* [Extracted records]
· · · ·
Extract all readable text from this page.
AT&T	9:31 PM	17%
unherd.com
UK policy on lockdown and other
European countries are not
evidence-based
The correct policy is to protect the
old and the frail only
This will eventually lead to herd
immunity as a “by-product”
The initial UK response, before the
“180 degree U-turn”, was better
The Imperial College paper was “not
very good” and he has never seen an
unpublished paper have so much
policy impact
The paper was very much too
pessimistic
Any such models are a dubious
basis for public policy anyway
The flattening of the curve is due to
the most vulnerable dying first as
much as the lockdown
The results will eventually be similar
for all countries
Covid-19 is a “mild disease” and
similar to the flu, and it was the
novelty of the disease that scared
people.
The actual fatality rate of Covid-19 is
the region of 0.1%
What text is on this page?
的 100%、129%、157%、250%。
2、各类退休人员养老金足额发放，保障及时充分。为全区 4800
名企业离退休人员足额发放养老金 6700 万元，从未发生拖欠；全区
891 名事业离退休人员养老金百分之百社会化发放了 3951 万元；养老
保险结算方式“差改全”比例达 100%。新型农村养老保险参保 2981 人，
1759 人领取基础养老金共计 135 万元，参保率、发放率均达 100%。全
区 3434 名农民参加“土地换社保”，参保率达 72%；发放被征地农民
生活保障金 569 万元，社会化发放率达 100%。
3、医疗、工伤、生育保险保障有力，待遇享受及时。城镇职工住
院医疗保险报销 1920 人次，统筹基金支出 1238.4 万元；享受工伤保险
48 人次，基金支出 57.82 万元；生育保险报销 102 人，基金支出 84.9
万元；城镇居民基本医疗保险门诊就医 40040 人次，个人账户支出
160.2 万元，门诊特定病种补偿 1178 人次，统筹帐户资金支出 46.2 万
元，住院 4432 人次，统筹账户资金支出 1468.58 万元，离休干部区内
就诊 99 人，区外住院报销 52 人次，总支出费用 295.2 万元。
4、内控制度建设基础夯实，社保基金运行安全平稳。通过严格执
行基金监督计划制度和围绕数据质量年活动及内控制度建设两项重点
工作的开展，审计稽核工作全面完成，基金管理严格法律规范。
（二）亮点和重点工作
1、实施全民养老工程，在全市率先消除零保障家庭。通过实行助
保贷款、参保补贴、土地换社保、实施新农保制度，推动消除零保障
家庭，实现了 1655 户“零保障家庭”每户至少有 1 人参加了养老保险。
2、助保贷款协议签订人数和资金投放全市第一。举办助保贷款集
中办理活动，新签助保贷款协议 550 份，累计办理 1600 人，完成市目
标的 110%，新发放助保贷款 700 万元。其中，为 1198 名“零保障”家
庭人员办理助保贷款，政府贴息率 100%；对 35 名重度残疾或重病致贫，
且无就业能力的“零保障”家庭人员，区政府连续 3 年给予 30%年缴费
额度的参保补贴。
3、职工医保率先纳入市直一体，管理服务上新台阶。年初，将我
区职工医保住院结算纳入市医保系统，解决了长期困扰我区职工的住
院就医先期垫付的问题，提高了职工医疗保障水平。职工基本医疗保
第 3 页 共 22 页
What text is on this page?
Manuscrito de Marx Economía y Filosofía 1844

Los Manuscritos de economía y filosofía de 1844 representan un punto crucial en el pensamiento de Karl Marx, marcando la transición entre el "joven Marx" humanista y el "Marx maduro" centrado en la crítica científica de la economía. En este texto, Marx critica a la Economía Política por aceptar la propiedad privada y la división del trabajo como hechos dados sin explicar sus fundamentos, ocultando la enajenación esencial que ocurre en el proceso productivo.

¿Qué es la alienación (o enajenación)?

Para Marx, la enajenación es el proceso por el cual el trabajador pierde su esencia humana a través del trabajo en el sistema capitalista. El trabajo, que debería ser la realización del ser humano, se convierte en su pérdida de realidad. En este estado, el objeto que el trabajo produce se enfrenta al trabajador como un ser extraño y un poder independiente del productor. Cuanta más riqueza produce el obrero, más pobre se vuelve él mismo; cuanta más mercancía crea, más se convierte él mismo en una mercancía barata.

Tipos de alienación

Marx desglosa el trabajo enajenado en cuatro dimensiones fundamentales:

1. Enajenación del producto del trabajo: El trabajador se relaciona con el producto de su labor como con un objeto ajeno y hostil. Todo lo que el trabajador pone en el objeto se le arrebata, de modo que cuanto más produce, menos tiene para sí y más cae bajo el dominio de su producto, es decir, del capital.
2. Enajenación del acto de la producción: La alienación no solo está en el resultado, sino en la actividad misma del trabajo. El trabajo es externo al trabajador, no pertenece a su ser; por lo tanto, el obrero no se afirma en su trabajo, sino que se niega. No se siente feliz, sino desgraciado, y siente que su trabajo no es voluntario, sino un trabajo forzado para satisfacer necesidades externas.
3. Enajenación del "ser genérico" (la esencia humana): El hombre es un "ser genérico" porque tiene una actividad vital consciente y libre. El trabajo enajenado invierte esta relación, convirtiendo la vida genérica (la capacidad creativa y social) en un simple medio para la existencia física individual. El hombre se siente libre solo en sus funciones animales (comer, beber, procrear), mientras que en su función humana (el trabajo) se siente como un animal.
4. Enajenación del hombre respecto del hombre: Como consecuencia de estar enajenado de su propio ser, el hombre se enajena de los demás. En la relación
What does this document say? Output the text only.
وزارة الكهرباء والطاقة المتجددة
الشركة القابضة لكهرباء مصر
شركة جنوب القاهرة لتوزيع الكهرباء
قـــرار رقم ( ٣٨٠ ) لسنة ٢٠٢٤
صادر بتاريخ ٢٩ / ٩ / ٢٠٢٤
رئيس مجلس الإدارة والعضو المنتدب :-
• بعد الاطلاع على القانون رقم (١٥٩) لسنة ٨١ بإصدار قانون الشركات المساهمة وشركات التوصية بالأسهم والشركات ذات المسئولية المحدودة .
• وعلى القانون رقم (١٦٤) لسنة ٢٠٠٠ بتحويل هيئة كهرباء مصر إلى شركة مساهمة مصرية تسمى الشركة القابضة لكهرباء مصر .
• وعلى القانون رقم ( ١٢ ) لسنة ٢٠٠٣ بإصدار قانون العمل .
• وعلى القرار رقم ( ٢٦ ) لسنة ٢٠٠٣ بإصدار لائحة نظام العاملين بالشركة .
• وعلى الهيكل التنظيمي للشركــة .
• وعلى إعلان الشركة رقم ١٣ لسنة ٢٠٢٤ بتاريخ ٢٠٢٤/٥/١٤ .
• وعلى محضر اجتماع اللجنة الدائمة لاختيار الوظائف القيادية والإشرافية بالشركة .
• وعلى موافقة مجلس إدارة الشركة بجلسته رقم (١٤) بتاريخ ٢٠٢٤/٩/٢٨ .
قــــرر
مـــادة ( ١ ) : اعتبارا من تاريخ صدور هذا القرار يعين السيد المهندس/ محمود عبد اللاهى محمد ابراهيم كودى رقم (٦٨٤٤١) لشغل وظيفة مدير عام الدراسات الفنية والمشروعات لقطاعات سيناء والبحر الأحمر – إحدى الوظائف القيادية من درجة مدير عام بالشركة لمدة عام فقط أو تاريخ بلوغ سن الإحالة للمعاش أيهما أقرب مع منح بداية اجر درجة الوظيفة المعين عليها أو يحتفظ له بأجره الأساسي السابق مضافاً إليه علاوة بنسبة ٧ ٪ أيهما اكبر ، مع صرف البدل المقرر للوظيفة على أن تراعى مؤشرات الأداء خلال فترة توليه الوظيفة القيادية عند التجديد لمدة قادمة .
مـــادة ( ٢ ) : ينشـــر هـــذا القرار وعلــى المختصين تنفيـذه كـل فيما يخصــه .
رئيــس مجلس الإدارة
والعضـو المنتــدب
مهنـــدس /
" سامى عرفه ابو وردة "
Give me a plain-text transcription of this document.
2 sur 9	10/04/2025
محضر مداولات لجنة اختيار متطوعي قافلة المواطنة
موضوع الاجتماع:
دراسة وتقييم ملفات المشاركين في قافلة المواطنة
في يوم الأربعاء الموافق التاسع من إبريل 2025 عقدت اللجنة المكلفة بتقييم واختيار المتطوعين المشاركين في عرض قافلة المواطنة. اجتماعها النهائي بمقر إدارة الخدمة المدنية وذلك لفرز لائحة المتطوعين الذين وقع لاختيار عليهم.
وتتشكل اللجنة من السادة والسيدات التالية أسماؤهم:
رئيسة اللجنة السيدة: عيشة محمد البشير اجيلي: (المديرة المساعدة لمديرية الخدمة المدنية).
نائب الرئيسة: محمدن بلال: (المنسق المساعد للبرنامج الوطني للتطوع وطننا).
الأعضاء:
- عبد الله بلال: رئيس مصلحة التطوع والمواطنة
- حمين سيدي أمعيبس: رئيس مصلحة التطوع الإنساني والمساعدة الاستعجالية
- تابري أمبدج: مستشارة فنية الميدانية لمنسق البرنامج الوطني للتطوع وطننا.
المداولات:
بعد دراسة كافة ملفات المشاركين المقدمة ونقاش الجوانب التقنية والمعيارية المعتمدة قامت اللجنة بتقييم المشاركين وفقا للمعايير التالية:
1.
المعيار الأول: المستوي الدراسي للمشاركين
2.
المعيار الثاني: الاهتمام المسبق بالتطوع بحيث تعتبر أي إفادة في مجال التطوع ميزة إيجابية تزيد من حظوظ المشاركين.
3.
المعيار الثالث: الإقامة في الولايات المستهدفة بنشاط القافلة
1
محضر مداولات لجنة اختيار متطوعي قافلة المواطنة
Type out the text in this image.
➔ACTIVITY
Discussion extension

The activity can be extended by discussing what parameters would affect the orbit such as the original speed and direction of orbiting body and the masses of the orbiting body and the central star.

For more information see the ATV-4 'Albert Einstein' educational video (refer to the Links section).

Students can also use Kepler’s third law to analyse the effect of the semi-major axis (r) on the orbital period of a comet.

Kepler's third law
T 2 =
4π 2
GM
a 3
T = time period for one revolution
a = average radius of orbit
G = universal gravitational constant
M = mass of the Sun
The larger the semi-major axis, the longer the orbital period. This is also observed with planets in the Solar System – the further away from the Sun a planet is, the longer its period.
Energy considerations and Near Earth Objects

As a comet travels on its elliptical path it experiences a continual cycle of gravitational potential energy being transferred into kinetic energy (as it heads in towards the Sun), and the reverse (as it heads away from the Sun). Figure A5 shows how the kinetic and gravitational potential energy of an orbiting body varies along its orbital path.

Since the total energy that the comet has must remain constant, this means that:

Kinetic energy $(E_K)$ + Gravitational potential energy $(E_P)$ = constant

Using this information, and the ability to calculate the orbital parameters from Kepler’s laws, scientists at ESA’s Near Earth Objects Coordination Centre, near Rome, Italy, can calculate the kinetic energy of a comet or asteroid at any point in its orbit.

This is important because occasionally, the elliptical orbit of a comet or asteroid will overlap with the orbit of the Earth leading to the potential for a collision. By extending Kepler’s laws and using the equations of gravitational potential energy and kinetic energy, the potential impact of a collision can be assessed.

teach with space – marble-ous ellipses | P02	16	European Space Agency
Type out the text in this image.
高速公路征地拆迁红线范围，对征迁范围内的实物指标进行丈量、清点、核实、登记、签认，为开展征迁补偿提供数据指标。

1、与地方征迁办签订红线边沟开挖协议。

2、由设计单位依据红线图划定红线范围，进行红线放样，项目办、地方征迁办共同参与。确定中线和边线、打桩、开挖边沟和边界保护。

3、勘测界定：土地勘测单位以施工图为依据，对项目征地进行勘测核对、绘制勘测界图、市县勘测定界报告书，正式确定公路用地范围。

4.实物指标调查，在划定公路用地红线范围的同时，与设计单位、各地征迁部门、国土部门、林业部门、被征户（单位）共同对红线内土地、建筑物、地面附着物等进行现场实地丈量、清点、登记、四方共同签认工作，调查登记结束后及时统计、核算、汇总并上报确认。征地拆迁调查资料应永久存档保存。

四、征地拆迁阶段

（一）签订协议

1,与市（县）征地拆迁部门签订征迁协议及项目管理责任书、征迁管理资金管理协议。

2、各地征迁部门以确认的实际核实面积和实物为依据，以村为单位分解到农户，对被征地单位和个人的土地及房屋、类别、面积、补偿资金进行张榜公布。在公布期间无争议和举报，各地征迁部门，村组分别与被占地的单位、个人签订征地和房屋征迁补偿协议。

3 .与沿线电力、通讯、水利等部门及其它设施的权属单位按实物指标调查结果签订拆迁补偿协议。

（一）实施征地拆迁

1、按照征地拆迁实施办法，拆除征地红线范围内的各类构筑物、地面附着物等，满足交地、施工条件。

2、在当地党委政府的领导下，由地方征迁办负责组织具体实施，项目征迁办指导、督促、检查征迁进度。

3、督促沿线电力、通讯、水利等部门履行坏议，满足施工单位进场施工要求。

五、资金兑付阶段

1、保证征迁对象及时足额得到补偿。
· · · ·
* [WORK TO DO]
Within the data above, count the lines that contain the string "التالية"; the reply is the number alone.

* [THE REPLY]
2